Copy all of the material below exactly.

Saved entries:
***

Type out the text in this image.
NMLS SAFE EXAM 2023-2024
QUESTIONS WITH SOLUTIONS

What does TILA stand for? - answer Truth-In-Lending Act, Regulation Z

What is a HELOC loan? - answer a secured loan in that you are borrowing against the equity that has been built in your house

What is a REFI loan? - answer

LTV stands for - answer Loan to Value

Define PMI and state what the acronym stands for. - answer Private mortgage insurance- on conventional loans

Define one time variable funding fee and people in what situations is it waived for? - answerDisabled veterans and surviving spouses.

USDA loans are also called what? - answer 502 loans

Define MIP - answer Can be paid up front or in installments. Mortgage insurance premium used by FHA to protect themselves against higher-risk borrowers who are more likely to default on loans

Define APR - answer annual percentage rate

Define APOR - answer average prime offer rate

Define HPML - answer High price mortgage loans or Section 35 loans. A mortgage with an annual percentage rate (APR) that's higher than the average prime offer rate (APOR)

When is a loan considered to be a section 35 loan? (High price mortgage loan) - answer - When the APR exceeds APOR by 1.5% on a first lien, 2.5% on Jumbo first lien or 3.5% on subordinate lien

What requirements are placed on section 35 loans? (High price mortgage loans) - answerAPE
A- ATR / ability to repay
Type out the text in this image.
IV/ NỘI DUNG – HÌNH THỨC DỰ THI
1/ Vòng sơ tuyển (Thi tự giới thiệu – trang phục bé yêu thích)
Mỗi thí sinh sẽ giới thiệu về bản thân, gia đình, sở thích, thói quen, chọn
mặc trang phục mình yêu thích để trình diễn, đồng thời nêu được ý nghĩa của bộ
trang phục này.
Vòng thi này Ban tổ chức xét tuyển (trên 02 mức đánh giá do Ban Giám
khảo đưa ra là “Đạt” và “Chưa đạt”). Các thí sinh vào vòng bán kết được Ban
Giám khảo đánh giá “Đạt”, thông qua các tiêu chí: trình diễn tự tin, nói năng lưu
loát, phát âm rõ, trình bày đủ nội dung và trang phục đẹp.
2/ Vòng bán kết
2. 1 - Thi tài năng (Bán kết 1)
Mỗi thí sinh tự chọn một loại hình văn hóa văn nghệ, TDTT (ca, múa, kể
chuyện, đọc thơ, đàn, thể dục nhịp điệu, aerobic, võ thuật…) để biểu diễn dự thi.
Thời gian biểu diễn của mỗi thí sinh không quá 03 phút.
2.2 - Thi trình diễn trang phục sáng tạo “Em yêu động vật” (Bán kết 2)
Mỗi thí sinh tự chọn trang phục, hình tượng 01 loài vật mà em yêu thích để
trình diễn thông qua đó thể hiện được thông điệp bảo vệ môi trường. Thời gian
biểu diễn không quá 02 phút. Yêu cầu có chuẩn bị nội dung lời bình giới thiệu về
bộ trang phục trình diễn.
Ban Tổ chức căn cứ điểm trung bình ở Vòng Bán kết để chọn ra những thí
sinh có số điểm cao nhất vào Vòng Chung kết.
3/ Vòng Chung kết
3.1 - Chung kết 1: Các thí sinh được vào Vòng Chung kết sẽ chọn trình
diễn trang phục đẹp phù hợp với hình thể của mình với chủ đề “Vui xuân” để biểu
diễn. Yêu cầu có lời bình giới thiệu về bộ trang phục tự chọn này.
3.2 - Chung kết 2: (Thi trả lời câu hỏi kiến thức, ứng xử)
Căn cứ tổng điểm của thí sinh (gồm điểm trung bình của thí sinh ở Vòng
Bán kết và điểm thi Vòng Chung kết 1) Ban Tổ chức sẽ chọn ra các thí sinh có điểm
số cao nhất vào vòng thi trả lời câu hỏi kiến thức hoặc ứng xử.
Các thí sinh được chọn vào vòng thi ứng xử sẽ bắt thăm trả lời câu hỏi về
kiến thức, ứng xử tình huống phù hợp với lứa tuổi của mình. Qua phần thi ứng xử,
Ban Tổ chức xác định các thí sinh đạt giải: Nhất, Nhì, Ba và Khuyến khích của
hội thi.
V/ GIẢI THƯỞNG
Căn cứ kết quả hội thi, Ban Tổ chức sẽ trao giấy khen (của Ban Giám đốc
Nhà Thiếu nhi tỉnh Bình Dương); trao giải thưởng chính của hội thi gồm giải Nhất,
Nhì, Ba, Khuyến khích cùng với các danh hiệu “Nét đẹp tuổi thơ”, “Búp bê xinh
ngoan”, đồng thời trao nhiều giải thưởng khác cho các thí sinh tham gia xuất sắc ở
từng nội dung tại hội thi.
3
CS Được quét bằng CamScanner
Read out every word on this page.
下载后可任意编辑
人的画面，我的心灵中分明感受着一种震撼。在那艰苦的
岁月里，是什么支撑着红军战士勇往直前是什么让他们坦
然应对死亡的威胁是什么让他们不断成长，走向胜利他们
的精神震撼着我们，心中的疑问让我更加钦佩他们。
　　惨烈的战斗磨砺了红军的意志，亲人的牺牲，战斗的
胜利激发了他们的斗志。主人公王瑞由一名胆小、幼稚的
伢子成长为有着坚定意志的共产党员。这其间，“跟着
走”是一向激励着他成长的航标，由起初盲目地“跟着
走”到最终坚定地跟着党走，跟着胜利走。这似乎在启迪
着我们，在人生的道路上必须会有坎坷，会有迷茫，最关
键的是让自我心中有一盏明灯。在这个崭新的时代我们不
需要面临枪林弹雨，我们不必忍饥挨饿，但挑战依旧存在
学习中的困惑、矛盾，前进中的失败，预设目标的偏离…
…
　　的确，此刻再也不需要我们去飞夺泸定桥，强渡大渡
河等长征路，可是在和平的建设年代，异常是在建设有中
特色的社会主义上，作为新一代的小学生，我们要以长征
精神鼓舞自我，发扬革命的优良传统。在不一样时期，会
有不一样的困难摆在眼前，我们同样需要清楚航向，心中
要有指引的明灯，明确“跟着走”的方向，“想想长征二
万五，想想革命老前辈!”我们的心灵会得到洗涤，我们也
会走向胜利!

***

[Correct answer]
Type out the text in this image.
NMLS SAFE EXAM 2023-2024
QUESTIONS WITH SOLUTIONS

What does TILA stand for? - answer Truth-In-Lending Act, Regulation Z

What is a HELOC loan? - answer a secured loan in that you are borrowing against the equity that has been built in your house

What is a REFI loan? - answer

LTV stands for - answer Loan to Value

Define PMI and state what the acronym stands for. - answer Private mortgage insurance- on conventional loans

Define one time variable funding fee and people in what situations is it waived for? - answerDisabled veterans and surviving spouses.

USDA loans are also called what? - answer 502 loans

Define MIP - answer Can be paid up front or in installments. Mortgage insurance premium used by FHA to protect themselves against higher-risk borrowers who are more likely to default on loans

Define APR - answer annual percentage rate

Define APOR - answer average prime offer rate

Define HPML - answer High price mortgage loans or Section 35 loans. A mortgage with an annual percentage rate (APR) that's higher than the average prime offer rate (APOR)

When is a loan considered to be a section 35 loan? (High price mortgage loan) - answer - When the APR exceeds APOR by 1.5% on a first lien, 2.5% on Jumbo first lien or 3.5% on subordinate lien

What requirements are placed on section 35 loans? (High price mortgage loans) - answerAPE
A- ATR / ability to repay
Type out the text in this image.
IV/ NỘI DUNG – HÌNH THỨC DỰ THI
1/ Vòng sơ tuyển (Thi tự giới thiệu – trang phục bé yêu thích)
Mỗi thí sinh sẽ giới thiệu về bản thân, gia đình, sở thích, thói quen, chọn
mặc trang phục mình yêu thích để trình diễn, đồng thời nêu được ý nghĩa của bộ
trang phục này.
Vòng thi này Ban tổ chức xét tuyển (trên 02 mức đánh giá do Ban Giám
khảo đưa ra là “Đạt” và “Chưa đạt”). Các thí sinh vào vòng bán kết được Ban
Giám khảo đánh giá “Đạt”, thông qua các tiêu chí: trình diễn tự tin, nói năng lưu
loát, phát âm rõ, trình bày đủ nội dung và trang phục đẹp.
2/ Vòng bán kết
2. 1 - Thi tài năng (Bán kết 1)
Mỗi thí sinh tự chọn một loại hình văn hóa văn nghệ, TDTT (ca, múa, kể
chuyện, đọc thơ, đàn, thể dục nhịp điệu, aerobic, võ thuật…) để biểu diễn dự thi.
Thời gian biểu diễn của mỗi thí sinh không quá 03 phút.
2.2 - Thi trình diễn trang phục sáng tạo “Em yêu động vật” (Bán kết 2)
Mỗi thí sinh tự chọn trang phục, hình tượng 01 loài vật mà em yêu thích để
trình diễn thông qua đó thể hiện được thông điệp bảo vệ môi trường. Thời gian
biểu diễn không quá 02 phút. Yêu cầu có chuẩn bị nội dung lời bình giới thiệu về
bộ trang phục trình diễn.
Ban Tổ chức căn cứ điểm trung bình ở Vòng Bán kết để chọn ra những thí
sinh có số điểm cao nhất vào Vòng Chung kết.
3/ Vòng Chung kết
3.1 - Chung kết 1: Các thí sinh được vào Vòng Chung kết sẽ chọn trình
diễn trang phục đẹp phù hợp với hình thể của mình với chủ đề “Vui xuân” để biểu
diễn. Yêu cầu có lời bình giới thiệu về bộ trang phục tự chọn này.
3.2 - Chung kết 2: (Thi trả lời câu hỏi kiến thức, ứng xử)
Căn cứ tổng điểm của thí sinh (gồm điểm trung bình của thí sinh ở Vòng
Bán kết và điểm thi Vòng Chung kết 1) Ban Tổ chức sẽ chọn ra các thí sinh có điểm
số cao nhất vào vòng thi trả lời câu hỏi kiến thức hoặc ứng xử.
Các thí sinh được chọn vào vòng thi ứng xử sẽ bắt thăm trả lời câu hỏi về
kiến thức, ứng xử tình huống phù hợp với lứa tuổi của mình. Qua phần thi ứng xử,
Ban Tổ chức xác định các thí sinh đạt giải: Nhất, Nhì, Ba và Khuyến khích của
hội thi.
V/ GIẢI THƯỞNG
Căn cứ kết quả hội thi, Ban Tổ chức sẽ trao giấy khen (của Ban Giám đốc
Nhà Thiếu nhi tỉnh Bình Dương); trao giải thưởng chính của hội thi gồm giải Nhất,
Nhì, Ba, Khuyến khích cùng với các danh hiệu “Nét đẹp tuổi thơ”, “Búp bê xinh
ngoan”, đồng thời trao nhiều giải thưởng khác cho các thí sinh tham gia xuất sắc ở
từng nội dung tại hội thi.
3
CS Được quét bằng CamScanner
Read out every word on this page.
下载后可任意编辑
人的画面，我的心灵中分明感受着一种震撼。在那艰苦的
岁月里，是什么支撑着红军战士勇往直前是什么让他们坦
然应对死亡的威胁是什么让他们不断成长，走向胜利他们
的精神震撼着我们，心中的疑问让我更加钦佩他们。
　　惨烈的战斗磨砺了红军的意志，亲人的牺牲，战斗的
胜利激发了他们的斗志。主人公王瑞由一名胆小、幼稚的
伢子成长为有着坚定意志的共产党员。这其间，“跟着
走”是一向激励着他成长的航标，由起初盲目地“跟着
走”到最终坚定地跟着党走，跟着胜利走。这似乎在启迪
着我们，在人生的道路上必须会有坎坷，会有迷茫，最关
键的是让自我心中有一盏明灯。在这个崭新的时代我们不
需要面临枪林弹雨，我们不必忍饥挨饿，但挑战依旧存在
学习中的困惑、矛盾，前进中的失败，预设目标的偏离…
…
　　的确，此刻再也不需要我们去飞夺泸定桥，强渡大渡
河等长征路，可是在和平的建设年代，异常是在建设有中
特色的社会主义上，作为新一代的小学生，我们要以长征
精神鼓舞自我，发扬革命的优良传统。在不一样时期，会
有不一样的困难摆在眼前，我们同样需要清楚航向，心中
要有指引的明灯，明确“跟着走”的方向，“想想长征二
万五，想想革命老前辈!”我们的心灵会得到洗涤，我们也
会走向胜利!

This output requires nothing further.